> INSTRUCTION: Look through the listing below and report how many lines contain "structure", as a bare number.
* * *
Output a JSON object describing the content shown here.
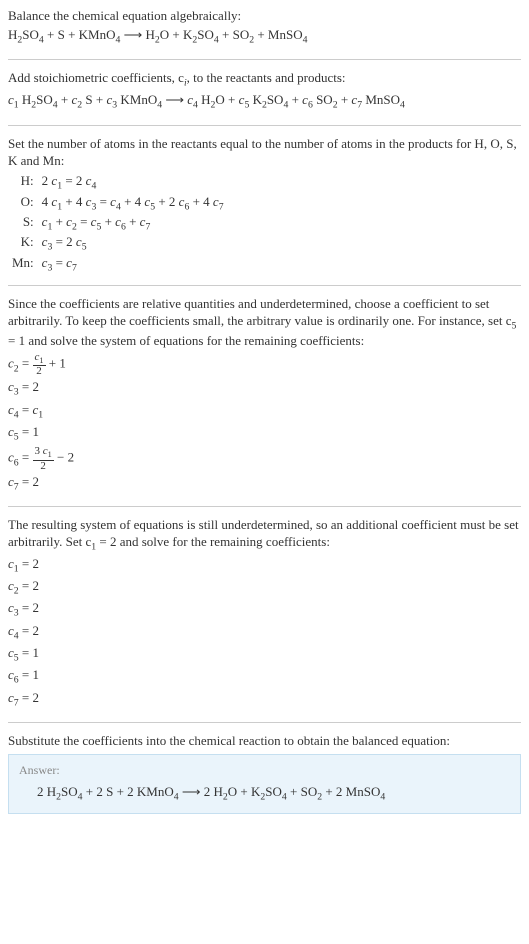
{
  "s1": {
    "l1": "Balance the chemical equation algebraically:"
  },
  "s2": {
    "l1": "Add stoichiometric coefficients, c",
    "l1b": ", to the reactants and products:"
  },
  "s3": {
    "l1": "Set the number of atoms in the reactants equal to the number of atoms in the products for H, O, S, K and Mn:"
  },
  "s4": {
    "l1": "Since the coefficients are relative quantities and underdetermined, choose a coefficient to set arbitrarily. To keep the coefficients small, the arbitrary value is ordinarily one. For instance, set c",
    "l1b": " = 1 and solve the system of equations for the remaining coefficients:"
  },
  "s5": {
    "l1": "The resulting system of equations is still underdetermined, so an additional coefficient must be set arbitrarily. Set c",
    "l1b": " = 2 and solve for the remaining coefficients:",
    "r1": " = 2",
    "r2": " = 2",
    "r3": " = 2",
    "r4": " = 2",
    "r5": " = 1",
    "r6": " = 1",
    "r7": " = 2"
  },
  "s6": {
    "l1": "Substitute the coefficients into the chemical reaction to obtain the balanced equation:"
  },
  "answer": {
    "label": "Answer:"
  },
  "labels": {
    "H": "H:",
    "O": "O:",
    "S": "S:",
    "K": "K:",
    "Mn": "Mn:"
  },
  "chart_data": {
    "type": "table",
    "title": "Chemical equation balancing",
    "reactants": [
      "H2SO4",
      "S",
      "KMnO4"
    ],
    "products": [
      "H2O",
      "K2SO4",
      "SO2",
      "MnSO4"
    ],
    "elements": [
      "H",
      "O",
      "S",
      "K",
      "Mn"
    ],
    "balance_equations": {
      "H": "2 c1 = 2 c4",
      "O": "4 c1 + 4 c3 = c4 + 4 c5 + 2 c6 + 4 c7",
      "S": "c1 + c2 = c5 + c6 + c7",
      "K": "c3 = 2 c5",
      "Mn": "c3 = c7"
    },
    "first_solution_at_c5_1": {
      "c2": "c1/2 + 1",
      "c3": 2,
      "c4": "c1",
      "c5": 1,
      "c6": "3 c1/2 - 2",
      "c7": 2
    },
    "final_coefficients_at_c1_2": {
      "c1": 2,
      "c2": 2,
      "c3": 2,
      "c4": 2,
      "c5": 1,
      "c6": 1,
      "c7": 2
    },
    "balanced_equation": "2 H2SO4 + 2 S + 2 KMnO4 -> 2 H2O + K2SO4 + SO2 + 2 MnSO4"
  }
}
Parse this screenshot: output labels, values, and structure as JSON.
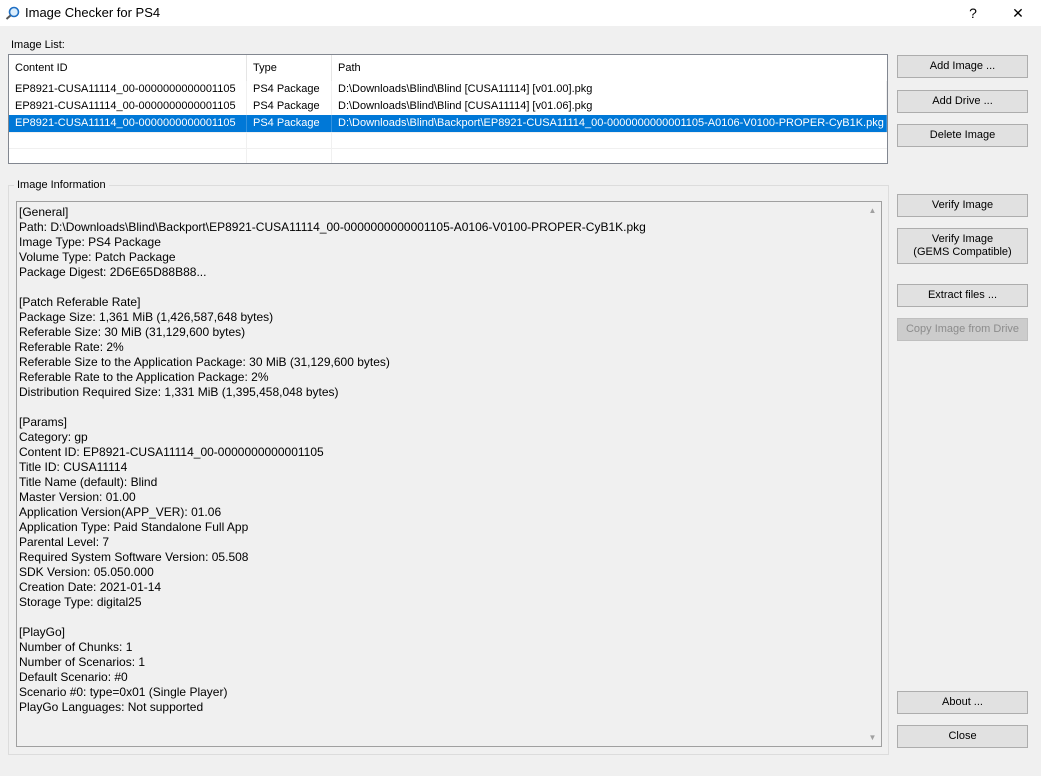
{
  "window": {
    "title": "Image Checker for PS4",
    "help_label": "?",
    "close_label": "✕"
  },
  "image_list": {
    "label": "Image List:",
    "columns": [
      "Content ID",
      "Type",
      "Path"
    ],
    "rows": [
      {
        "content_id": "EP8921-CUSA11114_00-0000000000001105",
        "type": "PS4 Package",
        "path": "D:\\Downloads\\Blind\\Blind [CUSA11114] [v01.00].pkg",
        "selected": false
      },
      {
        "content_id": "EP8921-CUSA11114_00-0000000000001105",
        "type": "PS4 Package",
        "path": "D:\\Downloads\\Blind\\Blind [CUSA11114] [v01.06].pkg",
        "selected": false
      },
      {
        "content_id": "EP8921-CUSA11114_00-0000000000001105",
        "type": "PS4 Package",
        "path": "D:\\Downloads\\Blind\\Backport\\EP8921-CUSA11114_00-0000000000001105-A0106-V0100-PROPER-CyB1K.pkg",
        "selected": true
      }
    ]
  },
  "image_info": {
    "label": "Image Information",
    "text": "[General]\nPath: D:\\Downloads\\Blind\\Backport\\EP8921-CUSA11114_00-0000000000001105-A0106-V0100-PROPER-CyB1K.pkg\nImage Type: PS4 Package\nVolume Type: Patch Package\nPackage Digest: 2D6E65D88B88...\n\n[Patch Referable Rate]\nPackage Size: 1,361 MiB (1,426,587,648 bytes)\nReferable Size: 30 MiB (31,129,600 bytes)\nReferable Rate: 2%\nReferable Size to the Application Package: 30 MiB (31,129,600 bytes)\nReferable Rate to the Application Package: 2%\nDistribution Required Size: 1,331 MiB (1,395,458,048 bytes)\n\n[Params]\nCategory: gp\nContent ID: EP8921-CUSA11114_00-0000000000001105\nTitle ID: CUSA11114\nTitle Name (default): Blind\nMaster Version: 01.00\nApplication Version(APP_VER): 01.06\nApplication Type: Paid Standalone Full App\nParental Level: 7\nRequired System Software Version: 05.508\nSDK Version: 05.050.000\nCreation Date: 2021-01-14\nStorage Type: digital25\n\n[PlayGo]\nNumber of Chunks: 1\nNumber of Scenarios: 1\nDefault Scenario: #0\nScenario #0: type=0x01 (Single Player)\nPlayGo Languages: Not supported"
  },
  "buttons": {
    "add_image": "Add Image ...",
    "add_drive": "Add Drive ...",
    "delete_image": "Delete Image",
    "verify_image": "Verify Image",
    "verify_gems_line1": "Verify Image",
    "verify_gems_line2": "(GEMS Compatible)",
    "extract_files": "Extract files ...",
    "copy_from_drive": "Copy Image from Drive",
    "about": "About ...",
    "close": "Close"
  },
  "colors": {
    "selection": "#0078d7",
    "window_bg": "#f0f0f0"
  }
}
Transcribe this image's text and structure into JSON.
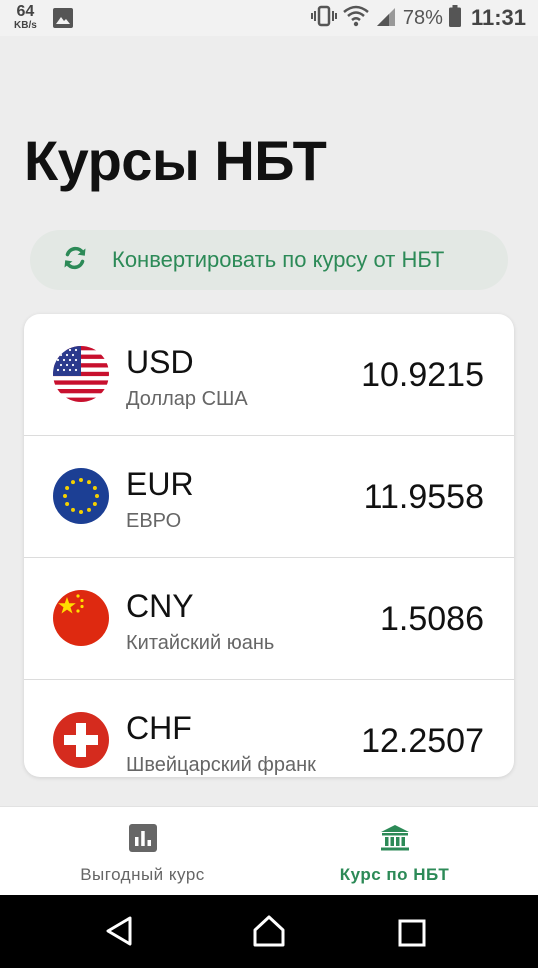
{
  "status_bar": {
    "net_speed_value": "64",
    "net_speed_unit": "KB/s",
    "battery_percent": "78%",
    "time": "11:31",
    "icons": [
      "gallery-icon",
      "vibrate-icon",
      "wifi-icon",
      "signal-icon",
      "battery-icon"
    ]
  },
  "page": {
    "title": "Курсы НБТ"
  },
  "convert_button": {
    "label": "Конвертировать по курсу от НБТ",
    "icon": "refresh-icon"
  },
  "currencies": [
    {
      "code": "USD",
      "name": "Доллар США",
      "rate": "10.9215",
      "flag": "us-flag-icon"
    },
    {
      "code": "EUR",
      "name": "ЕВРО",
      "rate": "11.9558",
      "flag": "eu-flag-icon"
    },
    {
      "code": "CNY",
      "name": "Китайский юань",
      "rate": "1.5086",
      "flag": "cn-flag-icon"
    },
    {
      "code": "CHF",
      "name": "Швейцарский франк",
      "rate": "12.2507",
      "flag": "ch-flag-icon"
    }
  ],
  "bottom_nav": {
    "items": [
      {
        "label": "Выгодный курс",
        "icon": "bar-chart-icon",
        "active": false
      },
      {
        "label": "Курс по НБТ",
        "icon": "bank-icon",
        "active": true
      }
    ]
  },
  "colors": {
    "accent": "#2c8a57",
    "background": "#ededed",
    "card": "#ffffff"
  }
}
* * *
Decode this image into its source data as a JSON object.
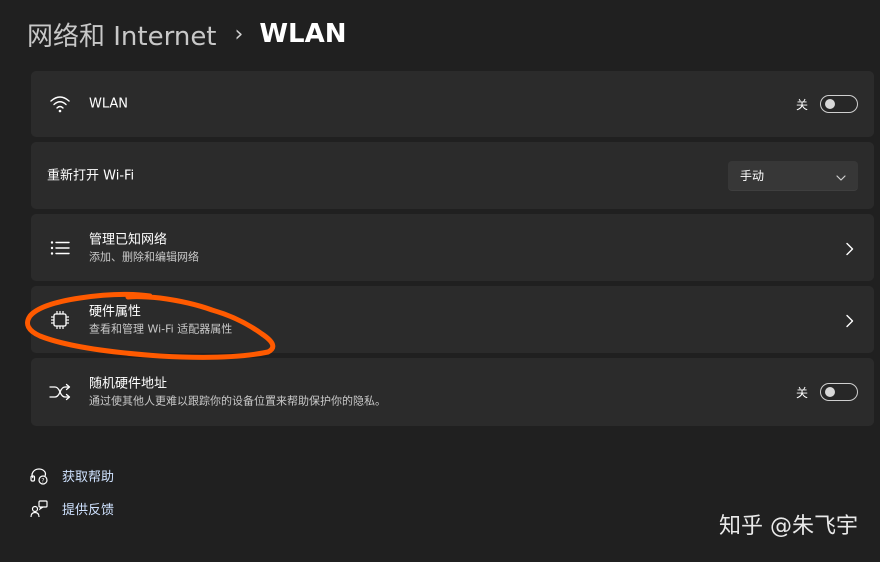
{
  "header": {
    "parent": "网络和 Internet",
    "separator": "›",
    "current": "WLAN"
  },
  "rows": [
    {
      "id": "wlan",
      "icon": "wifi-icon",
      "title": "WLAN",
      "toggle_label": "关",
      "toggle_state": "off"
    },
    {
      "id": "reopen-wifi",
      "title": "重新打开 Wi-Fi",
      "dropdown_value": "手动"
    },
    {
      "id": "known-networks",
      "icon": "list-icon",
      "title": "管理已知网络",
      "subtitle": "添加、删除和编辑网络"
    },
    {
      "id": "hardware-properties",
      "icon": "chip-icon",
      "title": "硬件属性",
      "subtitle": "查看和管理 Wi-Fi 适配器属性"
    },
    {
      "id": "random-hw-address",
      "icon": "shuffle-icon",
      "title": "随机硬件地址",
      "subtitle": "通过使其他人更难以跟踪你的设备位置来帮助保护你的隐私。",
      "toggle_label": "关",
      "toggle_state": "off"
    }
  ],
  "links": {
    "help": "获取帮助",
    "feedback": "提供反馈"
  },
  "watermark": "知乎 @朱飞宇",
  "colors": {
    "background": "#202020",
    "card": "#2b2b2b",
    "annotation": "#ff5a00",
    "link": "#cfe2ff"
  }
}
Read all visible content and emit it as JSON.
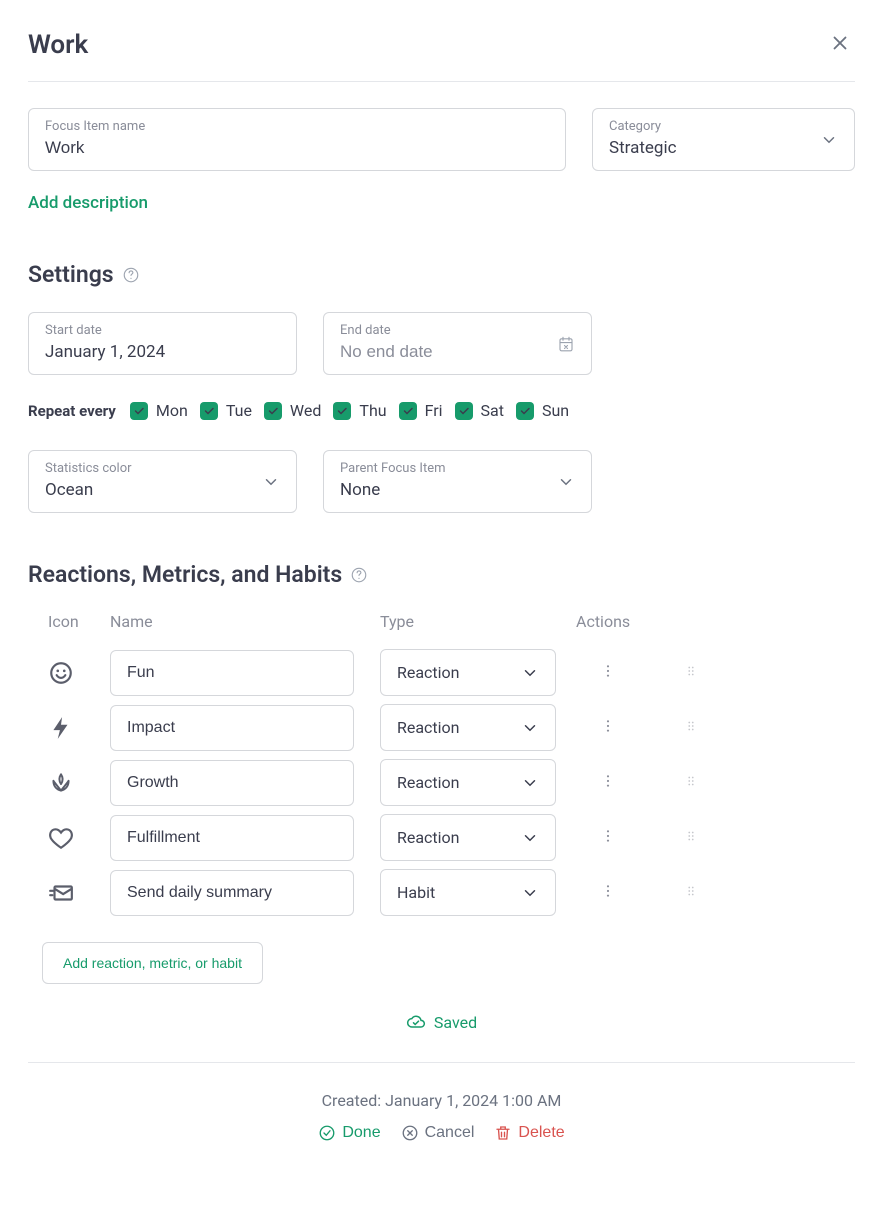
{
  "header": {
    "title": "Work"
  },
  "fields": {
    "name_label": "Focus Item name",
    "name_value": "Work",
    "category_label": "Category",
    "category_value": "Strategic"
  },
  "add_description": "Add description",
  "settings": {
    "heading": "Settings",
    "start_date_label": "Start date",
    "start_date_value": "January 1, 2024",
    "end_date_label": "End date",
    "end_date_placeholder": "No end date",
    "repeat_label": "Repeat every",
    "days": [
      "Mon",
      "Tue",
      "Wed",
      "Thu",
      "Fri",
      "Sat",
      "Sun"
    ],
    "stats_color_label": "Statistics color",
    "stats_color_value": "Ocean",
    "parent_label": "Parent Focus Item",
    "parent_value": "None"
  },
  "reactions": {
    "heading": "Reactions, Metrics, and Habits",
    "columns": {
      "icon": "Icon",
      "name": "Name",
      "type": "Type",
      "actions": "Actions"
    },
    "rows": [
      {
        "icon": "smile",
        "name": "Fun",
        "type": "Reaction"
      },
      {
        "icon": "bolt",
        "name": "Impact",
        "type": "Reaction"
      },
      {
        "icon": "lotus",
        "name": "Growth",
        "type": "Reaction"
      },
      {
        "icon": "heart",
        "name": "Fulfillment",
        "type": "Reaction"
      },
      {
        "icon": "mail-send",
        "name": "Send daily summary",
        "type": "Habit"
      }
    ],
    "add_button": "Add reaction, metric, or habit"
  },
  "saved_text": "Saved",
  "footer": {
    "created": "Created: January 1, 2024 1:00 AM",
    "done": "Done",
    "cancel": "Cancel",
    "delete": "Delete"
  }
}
* * *
> SOLVED EXERCISE: 2